BEGIN Text shown

TOM BOTTOMORE was Britain's best-known and most highly regarded sociologist. He had a remarkable international reputation; wherever one went one encountered his own students and also people who had found his books the most accessible and enlightening entry into the subject. Those who knew him loved him and his death will be a great personal blow to many people. He was revered in the Third World and especially in India. His textbook Sociology (1962) was first written for Indian students and went through successive editions over several decades. He was widely respected for his untiring international work, especially for his presidency of the International Sociological Association.
Bottomore was trained at the LSE and became a lecturer there, until he left to become Professor at Simon Fraser University, in Vancouver, in 1965. In 1968 he returned to Sussex University and remained there until he 'retired' in 1985. The conference to mark his retirement showed how great had been his influence, drawing a galaxy of Britain's best-known scholars. Bottomore, however, kept going as active as ever until the day of his death. Among his many projects was a magisterial dictionary of 20th-century social thought (edited with William Outhwaite) that will be published shortly.

END Text shown
BEGIN Extracted material

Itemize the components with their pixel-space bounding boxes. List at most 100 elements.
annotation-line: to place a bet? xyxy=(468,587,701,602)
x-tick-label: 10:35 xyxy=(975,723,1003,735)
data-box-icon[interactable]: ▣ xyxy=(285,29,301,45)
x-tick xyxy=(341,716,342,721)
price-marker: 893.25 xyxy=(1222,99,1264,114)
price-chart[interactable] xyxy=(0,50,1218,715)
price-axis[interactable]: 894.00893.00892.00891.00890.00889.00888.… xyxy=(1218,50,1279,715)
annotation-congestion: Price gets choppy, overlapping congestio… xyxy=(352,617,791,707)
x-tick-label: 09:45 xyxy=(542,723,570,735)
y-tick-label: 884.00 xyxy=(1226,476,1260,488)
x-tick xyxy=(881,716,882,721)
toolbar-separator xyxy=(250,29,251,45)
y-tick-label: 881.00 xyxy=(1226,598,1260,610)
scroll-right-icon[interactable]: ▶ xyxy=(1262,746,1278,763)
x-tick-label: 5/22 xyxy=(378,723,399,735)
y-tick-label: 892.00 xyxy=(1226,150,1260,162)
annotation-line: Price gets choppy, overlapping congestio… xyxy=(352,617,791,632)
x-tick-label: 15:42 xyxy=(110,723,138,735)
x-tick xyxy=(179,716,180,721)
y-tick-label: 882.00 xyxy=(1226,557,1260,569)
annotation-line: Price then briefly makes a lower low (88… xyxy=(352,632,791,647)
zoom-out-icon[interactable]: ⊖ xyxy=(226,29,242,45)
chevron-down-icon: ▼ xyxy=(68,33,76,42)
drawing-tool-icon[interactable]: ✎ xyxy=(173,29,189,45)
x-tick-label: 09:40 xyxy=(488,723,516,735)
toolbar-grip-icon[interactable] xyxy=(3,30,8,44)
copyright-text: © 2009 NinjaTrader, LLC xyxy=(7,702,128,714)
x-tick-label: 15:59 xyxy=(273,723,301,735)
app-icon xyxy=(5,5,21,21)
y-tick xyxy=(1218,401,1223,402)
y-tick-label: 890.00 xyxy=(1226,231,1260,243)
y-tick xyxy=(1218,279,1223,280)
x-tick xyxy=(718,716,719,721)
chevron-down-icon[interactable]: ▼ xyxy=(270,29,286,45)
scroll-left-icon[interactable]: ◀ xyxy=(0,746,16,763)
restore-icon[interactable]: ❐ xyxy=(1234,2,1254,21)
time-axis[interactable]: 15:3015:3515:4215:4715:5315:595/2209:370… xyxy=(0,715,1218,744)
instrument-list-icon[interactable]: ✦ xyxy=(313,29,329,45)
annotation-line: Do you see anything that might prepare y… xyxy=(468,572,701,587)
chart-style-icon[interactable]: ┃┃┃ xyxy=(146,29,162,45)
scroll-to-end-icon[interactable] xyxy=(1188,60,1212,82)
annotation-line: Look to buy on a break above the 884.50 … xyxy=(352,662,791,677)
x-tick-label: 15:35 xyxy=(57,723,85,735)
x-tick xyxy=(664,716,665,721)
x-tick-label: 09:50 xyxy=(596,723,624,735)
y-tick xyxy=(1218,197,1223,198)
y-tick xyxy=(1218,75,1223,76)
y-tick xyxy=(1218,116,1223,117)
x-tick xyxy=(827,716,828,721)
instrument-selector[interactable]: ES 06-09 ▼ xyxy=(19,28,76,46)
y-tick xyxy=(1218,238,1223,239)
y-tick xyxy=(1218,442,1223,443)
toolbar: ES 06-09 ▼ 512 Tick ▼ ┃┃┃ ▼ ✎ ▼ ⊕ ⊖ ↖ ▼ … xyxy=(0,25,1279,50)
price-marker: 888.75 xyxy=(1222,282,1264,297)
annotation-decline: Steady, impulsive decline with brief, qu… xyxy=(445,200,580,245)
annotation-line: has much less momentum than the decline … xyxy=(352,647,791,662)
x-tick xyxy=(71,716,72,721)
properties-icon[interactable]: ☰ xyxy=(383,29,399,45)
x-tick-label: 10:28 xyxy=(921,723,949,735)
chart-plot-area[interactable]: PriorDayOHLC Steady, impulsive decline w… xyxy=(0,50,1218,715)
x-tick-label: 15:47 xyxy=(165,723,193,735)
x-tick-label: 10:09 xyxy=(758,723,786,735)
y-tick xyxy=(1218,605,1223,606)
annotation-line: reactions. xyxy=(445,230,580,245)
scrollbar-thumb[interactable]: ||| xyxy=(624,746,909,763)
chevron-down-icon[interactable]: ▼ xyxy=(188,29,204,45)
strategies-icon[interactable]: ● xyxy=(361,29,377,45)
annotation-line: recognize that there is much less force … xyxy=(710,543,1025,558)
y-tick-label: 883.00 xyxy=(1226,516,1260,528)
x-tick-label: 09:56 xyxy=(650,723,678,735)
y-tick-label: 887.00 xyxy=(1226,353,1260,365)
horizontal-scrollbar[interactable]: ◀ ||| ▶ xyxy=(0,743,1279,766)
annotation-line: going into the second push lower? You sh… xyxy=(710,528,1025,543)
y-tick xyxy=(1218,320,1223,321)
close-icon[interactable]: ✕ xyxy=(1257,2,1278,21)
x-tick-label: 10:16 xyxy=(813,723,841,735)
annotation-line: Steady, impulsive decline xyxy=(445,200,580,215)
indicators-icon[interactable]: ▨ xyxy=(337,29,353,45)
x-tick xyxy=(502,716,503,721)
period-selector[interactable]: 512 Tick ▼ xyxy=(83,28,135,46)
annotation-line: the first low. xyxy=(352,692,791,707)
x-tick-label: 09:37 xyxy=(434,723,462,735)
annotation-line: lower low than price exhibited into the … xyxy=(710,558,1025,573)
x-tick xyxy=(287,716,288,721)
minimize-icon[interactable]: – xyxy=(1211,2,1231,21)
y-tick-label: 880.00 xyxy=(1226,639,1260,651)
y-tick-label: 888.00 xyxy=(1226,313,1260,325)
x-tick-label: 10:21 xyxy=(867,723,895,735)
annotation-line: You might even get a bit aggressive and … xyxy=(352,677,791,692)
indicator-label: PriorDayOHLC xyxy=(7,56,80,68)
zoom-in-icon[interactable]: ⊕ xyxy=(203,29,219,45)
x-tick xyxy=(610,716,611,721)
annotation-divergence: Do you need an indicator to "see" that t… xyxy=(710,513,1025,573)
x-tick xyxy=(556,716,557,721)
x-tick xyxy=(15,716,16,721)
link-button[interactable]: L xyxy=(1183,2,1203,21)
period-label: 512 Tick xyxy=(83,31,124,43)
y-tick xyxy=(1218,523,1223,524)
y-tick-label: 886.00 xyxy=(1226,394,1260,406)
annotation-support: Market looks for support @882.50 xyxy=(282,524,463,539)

END Extracted material

§ **Work to complete**
[a] Print the part of the text on Tom Bottomore starting with "TOM BOTTOMORE was" and going on through "International Sociological Association.".
[b] Proceed with the text on Tom Bottomore, picking up after its final sentence.
The material is not needed for anything here.

§ **Expected outputs**
[a]
TOM BOTTOMORE was Britain's best-known and most highly regarded sociologist. He had a remarkable international reputation; wherever one went one encountered his own students and also people who had found his books the most accessible and enlightening entry into the subject. Those who knew him loved him and his death will be a great personal blow to many people. He was revered in the Third World and especially in India. His textbook Sociology (1962) was first written for Indian students and went through successive editions over several decades. He was widely respected for his untiring international work, especially for his presidency of the International Sociological Association.

[b]
Bottomore was a lifelong Marxist. His Marxism was open, undogmatic and humane, and his work was highly regarded by non-Marxists. His selection of the writings of Karl Marx (edited with Maximilien Rubel) was published in 1956 and was for many thousands their first encounter with the real Marx. It remains the best short collection to this day. His books Elites and Society (1964) and Classes in Modern Society (1965) showed that sociology did not have to be polysyllabic and inaccessible. Later on he returned to his interests in economic sociology and produced a number of remarkable books, including his commentary on TH Marshall's Citzenship, published in 1992.
Bottomore was a great force for calm and sanity in the overcharged world of sociology after the student revolts of 1968 and the intense theoretical debates and dogmatic conflicts of the 1970s. He championed the democratic and civilised Marxism of the Austrians, whose country he loved. He was a great teacher, best in small groups and with graduate students. Often he would sit quietly, listening to strident opinions and then would inject sense and balance with a few quiet and well- chosen words.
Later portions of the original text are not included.